All records below must be retyped exactly.

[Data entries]
......

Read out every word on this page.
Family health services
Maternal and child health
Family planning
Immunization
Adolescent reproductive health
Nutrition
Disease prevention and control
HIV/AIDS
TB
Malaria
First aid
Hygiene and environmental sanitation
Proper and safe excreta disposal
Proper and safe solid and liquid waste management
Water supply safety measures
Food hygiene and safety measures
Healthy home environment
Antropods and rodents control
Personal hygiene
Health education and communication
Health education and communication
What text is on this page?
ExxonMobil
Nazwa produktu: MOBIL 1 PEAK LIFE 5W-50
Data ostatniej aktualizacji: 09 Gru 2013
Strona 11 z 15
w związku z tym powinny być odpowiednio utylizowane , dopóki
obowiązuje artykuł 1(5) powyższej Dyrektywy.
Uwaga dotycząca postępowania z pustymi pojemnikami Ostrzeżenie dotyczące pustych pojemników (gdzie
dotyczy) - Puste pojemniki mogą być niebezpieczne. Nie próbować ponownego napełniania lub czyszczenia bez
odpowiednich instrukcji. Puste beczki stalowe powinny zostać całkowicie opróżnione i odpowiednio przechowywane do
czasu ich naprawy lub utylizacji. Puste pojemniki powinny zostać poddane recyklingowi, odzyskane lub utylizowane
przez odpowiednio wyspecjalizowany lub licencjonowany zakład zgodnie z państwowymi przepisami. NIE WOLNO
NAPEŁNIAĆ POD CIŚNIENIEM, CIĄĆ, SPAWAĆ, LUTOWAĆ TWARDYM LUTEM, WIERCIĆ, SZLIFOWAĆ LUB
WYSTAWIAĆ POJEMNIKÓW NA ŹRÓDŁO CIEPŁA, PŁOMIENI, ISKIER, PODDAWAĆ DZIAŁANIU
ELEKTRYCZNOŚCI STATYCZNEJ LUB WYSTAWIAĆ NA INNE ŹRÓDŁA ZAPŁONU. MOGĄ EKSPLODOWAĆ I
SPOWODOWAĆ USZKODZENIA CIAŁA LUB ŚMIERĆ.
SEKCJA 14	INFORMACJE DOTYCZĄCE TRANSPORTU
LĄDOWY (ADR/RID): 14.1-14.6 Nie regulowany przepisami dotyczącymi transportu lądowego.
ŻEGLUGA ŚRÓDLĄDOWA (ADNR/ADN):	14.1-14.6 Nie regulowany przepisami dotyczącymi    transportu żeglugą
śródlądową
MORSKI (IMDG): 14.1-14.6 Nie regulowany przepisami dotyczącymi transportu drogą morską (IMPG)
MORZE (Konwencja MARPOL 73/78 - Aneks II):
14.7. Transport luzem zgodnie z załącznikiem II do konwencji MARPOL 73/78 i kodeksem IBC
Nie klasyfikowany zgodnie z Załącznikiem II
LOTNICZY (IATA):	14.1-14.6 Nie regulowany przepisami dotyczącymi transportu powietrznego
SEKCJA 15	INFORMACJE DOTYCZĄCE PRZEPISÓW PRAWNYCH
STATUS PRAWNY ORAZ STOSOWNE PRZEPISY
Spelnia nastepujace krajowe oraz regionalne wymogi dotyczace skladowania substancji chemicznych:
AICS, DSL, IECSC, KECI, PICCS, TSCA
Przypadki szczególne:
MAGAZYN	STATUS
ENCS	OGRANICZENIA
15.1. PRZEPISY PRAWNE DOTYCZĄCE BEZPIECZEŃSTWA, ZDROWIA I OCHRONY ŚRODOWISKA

......

Exercise response
Read out every word on this page.
Family health services
Maternal and child health
Family planning
Immunization
Adolescent reproductive health
Nutrition
Disease prevention and control
HIV/AIDS
TB
Malaria
First aid
Hygiene and environmental sanitation
Proper and safe excreta disposal
Proper and safe solid and liquid waste management
Water supply safety measures
Food hygiene and safety measures
Healthy home environment
Antropods and rodents control
Personal hygiene
Health education and communication
Health education and communication
What text is on this page?
ExxonMobil
Nazwa produktu: MOBIL 1 PEAK LIFE 5W-50
Data ostatniej aktualizacji: 09 Gru 2013
Strona 11 z 15
w związku z tym powinny być odpowiednio utylizowane , dopóki
obowiązuje artykuł 1(5) powyższej Dyrektywy.
Uwaga dotycząca postępowania z pustymi pojemnikami Ostrzeżenie dotyczące pustych pojemników (gdzie
dotyczy) - Puste pojemniki mogą być niebezpieczne. Nie próbować ponownego napełniania lub czyszczenia bez
odpowiednich instrukcji. Puste beczki stalowe powinny zostać całkowicie opróżnione i odpowiednio przechowywane do
czasu ich naprawy lub utylizacji. Puste pojemniki powinny zostać poddane recyklingowi, odzyskane lub utylizowane
przez odpowiednio wyspecjalizowany lub licencjonowany zakład zgodnie z państwowymi przepisami. NIE WOLNO
NAPEŁNIAĆ POD CIŚNIENIEM, CIĄĆ, SPAWAĆ, LUTOWAĆ TWARDYM LUTEM, WIERCIĆ, SZLIFOWAĆ LUB
WYSTAWIAĆ POJEMNIKÓW NA ŹRÓDŁO CIEPŁA, PŁOMIENI, ISKIER, PODDAWAĆ DZIAŁANIU
ELEKTRYCZNOŚCI STATYCZNEJ LUB WYSTAWIAĆ NA INNE ŹRÓDŁA ZAPŁONU. MOGĄ EKSPLODOWAĆ I
SPOWODOWAĆ USZKODZENIA CIAŁA LUB ŚMIERĆ.
SEKCJA 14	INFORMACJE DOTYCZĄCE TRANSPORTU
LĄDOWY (ADR/RID): 14.1-14.6 Nie regulowany przepisami dotyczącymi transportu lądowego.
ŻEGLUGA ŚRÓDLĄDOWA (ADNR/ADN):	14.1-14.6 Nie regulowany przepisami dotyczącymi    transportu żeglugą
śródlądową
MORSKI (IMDG): 14.1-14.6 Nie regulowany przepisami dotyczącymi transportu drogą morską (IMPG)
MORZE (Konwencja MARPOL 73/78 - Aneks II):
14.7. Transport luzem zgodnie z załącznikiem II do konwencji MARPOL 73/78 i kodeksem IBC
Nie klasyfikowany zgodnie z Załącznikiem II
LOTNICZY (IATA):	14.1-14.6 Nie regulowany przepisami dotyczącymi transportu powietrznego
SEKCJA 15	INFORMACJE DOTYCZĄCE PRZEPISÓW PRAWNYCH
STATUS PRAWNY ORAZ STOSOWNE PRZEPISY
Spelnia nastepujace krajowe oraz regionalne wymogi dotyczace skladowania substancji chemicznych:
AICS, DSL, IECSC, KECI, PICCS, TSCA
Przypadki szczególne:
MAGAZYN	STATUS
ENCS	OGRANICZENIA
15.1. PRZEPISY PRAWNE DOTYCZĄCE BEZPIECZEŃSTWA, ZDROWIA I OCHRONY ŚRODOWISKA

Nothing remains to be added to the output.